» Data for the task
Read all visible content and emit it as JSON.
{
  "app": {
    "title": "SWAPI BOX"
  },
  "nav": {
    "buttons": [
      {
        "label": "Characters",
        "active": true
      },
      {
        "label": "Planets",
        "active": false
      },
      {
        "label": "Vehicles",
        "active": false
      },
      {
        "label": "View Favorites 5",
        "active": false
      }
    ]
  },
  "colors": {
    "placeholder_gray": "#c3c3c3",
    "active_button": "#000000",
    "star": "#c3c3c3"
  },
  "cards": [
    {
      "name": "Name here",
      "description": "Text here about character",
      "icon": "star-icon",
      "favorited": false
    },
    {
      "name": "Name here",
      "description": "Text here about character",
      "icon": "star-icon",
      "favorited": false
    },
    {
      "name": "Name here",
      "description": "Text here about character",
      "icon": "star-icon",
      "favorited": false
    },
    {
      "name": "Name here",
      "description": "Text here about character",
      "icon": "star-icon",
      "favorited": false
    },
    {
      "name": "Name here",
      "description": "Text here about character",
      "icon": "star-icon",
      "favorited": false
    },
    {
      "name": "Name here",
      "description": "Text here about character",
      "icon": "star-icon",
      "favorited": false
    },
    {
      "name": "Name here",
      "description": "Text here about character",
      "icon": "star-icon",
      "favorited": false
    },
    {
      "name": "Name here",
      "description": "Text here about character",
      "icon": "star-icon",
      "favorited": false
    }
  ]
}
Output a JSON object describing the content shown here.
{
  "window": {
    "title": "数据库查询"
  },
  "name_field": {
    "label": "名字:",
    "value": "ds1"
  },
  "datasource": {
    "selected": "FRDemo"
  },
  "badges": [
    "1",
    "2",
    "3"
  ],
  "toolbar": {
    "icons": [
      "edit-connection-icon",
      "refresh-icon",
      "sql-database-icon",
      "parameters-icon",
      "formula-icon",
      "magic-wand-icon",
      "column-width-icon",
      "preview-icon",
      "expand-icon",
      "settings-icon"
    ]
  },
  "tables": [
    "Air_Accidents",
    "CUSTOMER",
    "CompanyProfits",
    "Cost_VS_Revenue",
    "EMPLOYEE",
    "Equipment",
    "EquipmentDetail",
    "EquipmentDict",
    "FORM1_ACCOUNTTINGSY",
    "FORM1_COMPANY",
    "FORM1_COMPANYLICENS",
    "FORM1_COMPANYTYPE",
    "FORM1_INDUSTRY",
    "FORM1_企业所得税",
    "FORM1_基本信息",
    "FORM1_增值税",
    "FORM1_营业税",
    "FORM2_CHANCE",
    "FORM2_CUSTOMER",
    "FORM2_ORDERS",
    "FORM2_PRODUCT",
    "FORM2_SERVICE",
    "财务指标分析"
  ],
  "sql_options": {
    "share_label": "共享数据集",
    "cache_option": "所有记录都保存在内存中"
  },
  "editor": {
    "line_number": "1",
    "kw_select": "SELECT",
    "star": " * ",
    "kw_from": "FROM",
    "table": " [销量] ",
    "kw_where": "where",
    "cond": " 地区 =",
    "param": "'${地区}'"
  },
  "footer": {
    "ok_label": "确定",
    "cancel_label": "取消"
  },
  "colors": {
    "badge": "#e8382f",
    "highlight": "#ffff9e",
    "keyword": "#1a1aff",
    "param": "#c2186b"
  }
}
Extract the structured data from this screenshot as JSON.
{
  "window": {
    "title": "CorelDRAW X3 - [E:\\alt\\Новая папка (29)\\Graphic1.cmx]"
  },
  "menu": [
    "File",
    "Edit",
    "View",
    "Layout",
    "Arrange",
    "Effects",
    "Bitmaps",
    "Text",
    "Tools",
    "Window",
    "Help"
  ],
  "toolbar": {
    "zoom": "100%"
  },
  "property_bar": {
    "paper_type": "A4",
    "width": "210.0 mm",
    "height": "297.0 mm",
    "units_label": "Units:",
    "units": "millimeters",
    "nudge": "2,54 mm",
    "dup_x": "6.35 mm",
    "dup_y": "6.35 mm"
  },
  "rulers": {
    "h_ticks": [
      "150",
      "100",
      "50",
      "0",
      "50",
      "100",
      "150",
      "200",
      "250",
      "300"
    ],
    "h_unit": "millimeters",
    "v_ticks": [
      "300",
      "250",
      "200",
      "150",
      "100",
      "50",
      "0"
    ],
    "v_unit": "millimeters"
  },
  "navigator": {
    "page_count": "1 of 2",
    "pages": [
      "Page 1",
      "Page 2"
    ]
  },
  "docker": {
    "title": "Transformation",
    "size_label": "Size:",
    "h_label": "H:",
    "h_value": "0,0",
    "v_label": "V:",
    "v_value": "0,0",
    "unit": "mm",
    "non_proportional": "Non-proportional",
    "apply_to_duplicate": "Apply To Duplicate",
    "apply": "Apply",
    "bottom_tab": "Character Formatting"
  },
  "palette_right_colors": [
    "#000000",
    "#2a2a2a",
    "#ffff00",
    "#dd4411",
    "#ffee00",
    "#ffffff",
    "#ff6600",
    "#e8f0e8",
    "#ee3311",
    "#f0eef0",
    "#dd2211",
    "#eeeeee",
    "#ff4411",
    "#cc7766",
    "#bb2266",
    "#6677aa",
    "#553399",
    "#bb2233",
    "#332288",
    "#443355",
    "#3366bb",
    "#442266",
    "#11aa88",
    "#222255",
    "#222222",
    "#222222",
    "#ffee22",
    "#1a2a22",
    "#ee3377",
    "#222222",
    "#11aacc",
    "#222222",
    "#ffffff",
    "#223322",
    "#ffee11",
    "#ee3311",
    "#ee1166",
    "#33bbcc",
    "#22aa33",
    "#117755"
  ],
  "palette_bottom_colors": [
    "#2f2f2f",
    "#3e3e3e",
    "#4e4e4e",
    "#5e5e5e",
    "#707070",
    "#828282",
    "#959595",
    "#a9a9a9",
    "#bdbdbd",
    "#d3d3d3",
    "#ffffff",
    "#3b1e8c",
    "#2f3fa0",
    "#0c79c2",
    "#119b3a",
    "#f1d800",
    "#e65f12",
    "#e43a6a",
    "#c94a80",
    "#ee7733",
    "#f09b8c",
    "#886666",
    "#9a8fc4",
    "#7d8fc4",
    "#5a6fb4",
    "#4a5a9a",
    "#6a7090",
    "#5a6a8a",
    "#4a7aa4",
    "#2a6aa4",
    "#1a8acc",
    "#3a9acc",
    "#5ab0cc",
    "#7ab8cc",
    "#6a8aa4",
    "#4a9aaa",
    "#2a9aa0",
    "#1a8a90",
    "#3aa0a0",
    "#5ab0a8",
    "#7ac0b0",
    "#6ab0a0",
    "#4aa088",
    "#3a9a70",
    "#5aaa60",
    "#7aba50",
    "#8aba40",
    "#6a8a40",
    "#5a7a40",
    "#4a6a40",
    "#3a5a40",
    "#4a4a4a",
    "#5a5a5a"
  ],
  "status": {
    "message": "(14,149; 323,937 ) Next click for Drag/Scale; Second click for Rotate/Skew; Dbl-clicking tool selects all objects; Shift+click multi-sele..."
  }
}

» What to do
Using the entries above, return each line that includes the word "JSON".

» Correct result
Read all visible content and emit it as JSON.
Output a JSON object describing the content shown here.
Extract the structured data from this screenshot as JSON.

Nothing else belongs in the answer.